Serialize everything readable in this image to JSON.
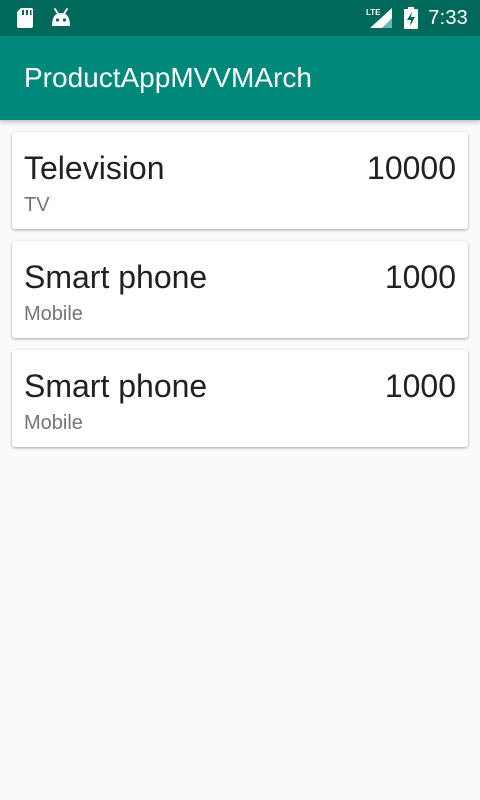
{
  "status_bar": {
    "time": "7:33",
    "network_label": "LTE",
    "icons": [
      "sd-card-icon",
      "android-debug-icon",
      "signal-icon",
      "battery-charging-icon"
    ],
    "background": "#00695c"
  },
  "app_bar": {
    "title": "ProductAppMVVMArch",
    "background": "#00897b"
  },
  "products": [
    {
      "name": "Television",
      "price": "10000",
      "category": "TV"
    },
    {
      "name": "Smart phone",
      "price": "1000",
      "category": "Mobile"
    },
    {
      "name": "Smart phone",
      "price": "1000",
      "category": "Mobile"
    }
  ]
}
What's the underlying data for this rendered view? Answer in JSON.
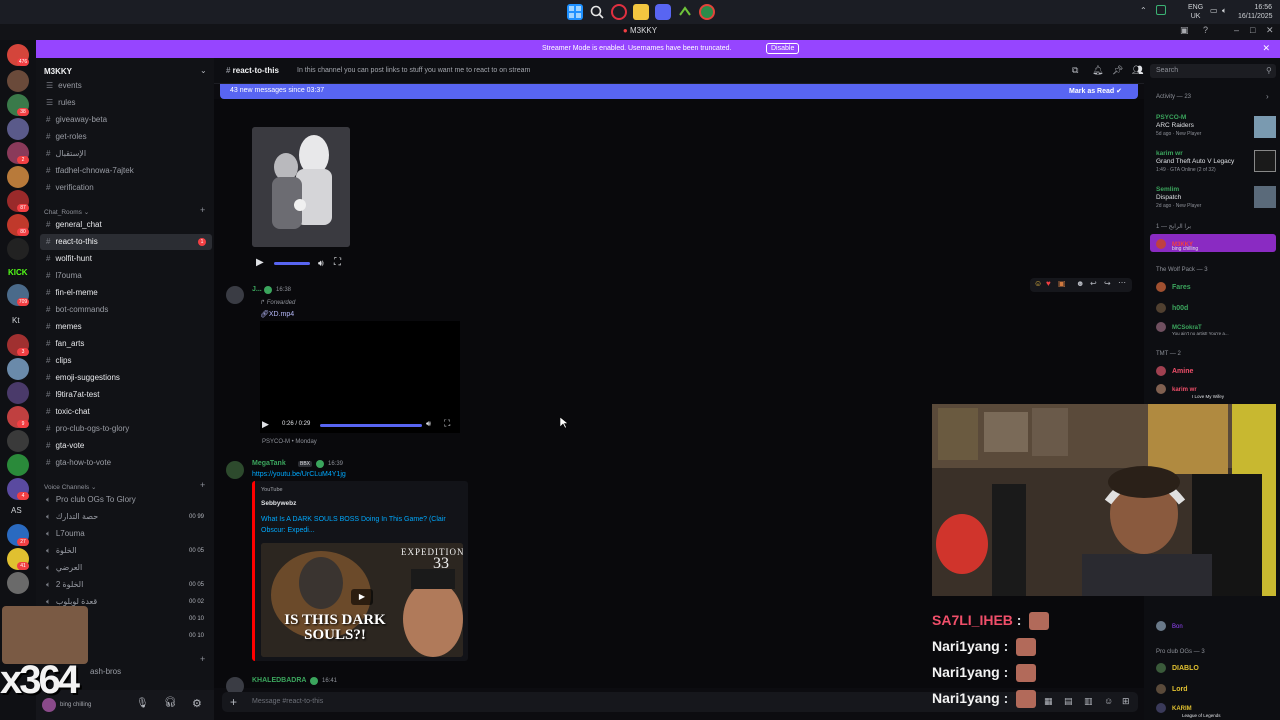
--
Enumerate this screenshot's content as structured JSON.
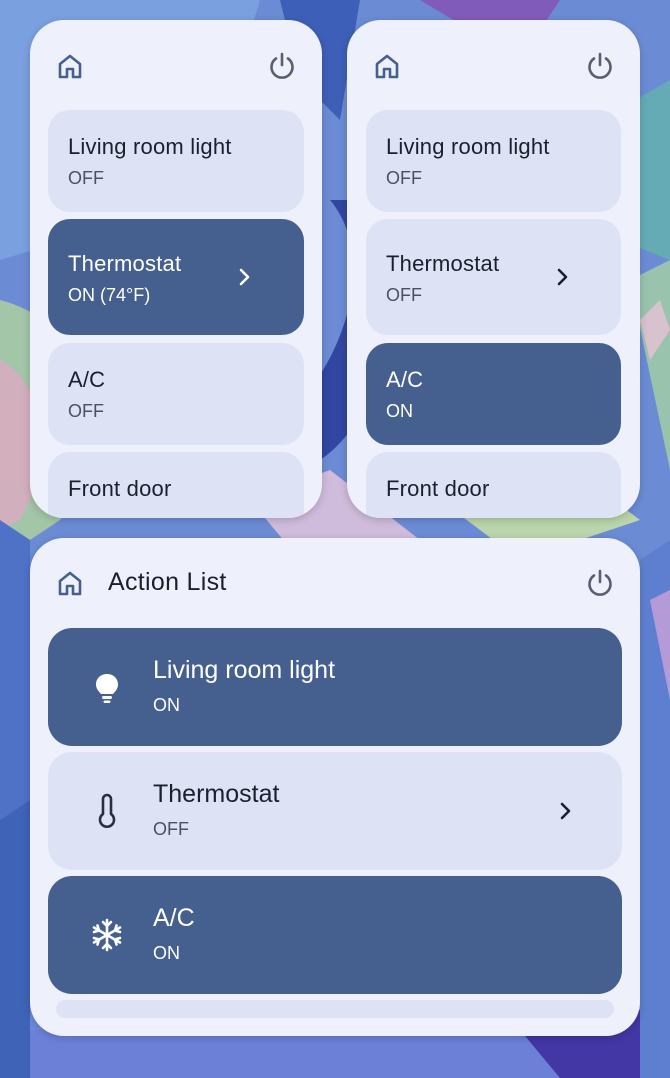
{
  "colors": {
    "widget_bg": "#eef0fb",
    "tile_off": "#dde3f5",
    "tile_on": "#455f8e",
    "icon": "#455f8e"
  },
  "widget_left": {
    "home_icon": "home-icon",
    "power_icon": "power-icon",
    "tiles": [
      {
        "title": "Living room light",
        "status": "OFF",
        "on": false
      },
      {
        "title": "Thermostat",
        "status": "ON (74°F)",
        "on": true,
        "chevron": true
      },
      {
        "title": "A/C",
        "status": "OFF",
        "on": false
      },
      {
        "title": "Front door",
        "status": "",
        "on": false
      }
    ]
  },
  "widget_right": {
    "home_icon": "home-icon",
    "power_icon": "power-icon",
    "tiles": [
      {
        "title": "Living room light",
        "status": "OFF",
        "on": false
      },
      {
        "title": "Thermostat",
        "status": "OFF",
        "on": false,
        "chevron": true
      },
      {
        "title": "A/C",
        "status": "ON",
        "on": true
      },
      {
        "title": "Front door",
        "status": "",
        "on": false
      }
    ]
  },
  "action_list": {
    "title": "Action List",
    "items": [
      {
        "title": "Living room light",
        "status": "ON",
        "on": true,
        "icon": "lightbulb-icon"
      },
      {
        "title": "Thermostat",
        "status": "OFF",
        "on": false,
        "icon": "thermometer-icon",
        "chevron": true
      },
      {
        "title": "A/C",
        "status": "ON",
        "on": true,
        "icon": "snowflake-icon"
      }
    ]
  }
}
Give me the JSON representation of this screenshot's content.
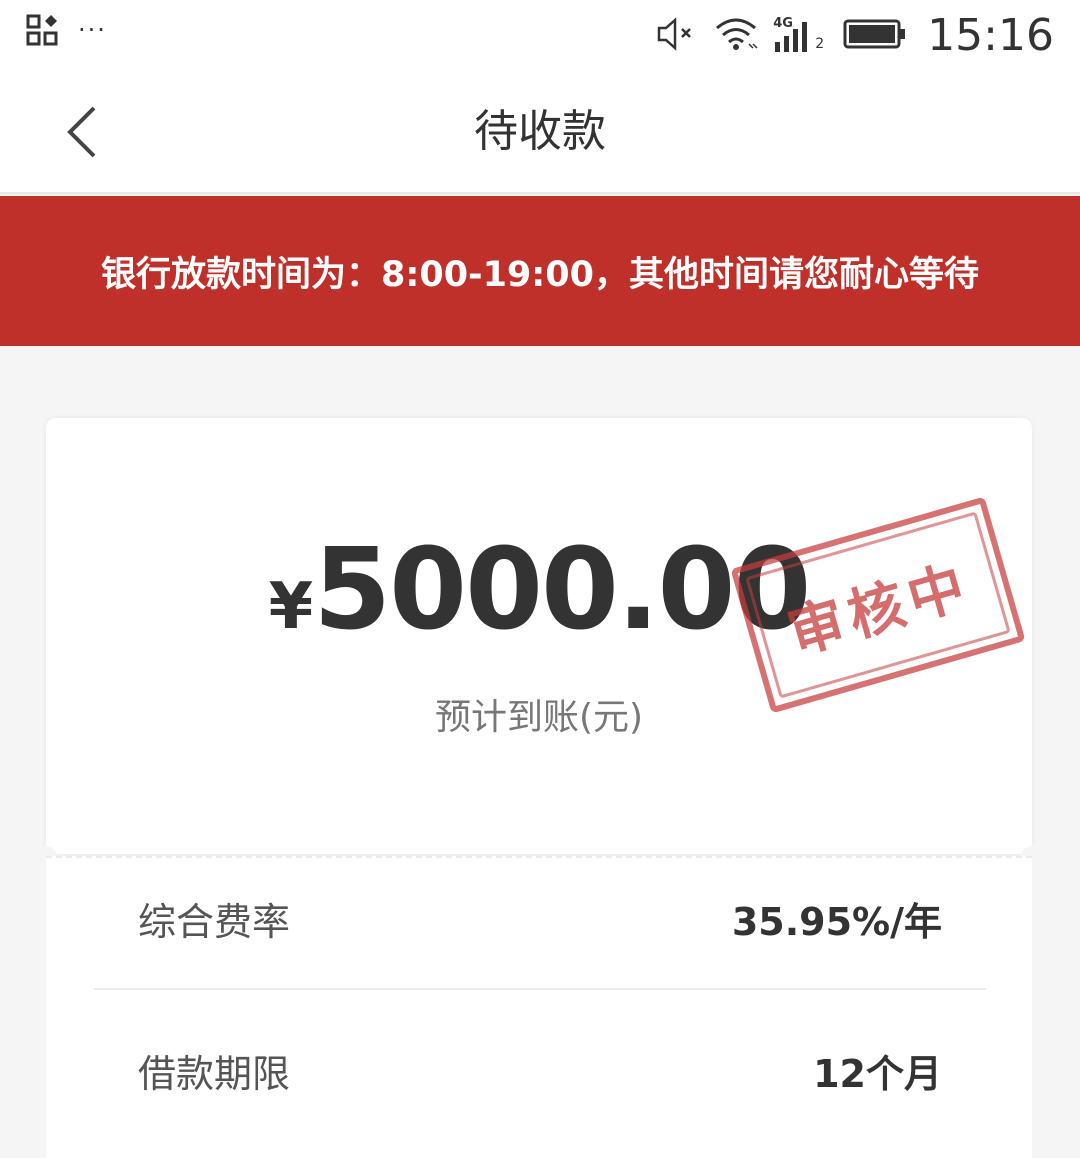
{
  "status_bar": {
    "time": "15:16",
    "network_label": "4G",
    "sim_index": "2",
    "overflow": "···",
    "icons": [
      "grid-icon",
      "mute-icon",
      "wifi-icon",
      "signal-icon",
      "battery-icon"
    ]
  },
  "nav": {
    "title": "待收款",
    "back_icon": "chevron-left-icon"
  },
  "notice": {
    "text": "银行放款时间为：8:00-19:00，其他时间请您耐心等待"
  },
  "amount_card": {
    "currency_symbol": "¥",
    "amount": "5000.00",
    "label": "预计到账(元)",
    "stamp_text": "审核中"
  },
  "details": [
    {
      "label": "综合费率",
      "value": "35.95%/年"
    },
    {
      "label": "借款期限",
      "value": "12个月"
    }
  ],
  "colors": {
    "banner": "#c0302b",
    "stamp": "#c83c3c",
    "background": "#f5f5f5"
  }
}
* * *
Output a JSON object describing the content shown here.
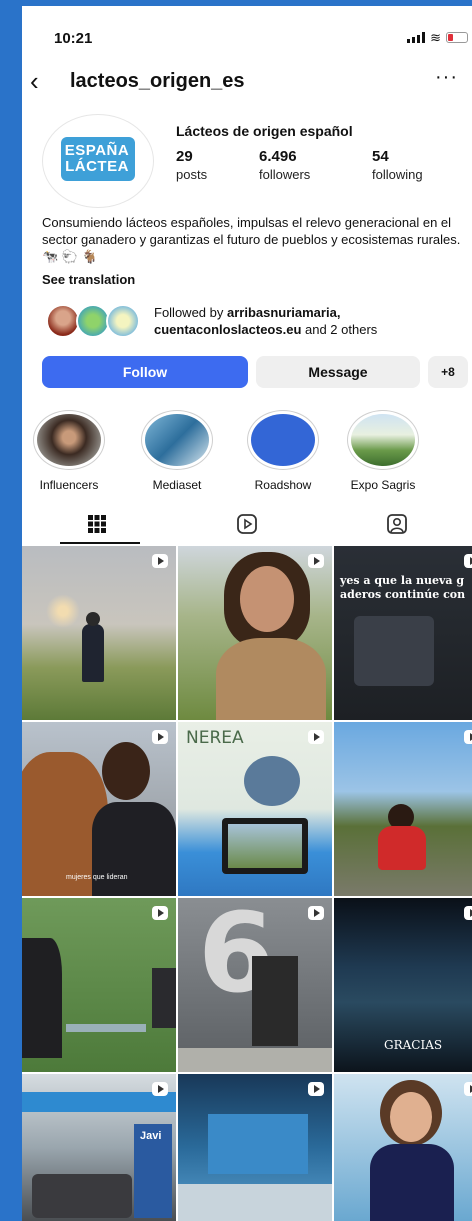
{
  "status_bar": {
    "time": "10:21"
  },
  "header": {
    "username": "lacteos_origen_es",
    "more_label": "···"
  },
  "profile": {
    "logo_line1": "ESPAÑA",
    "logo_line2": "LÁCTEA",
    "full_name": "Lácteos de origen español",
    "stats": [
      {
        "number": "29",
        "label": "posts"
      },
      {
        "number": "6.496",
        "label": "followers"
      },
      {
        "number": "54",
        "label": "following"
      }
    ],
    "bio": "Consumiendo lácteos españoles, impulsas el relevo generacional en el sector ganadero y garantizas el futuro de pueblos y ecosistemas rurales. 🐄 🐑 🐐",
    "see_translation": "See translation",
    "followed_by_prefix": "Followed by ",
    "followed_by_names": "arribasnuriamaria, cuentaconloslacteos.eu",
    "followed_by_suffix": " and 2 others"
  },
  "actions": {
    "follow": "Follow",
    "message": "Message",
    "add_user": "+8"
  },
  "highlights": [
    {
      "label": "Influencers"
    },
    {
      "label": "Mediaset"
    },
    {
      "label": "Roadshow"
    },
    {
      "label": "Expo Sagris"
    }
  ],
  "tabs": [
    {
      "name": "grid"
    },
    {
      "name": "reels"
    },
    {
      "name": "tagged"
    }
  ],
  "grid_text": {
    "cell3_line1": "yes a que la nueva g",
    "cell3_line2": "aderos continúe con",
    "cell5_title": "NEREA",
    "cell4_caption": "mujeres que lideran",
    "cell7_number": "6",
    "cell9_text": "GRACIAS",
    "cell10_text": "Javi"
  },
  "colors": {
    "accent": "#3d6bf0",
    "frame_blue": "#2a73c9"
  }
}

__TASK STATEMENT__.
Every line from the one containing "Serialize everything readable" to the one containing "What's the underlying" should be output exactly, both ends included. Nothing else goes in, and no pictures either.

__REPLY TO THE TASK__.
Serialize everything readable in this image to JSON.
{
  "status_bar": {
    "time": "7:33",
    "network_label": "LTE",
    "icons": [
      "sd-card-icon",
      "android-debug-icon",
      "signal-icon",
      "battery-charging-icon"
    ],
    "background": "#00695c"
  },
  "app_bar": {
    "title": "ProductAppMVVMArch",
    "background": "#00897b"
  },
  "products": [
    {
      "name": "Television",
      "price": "10000",
      "category": "TV"
    },
    {
      "name": "Smart phone",
      "price": "1000",
      "category": "Mobile"
    },
    {
      "name": "Smart phone",
      "price": "1000",
      "category": "Mobile"
    }
  ]
}
What's the underlying data for this rendered view? Answer in JSON.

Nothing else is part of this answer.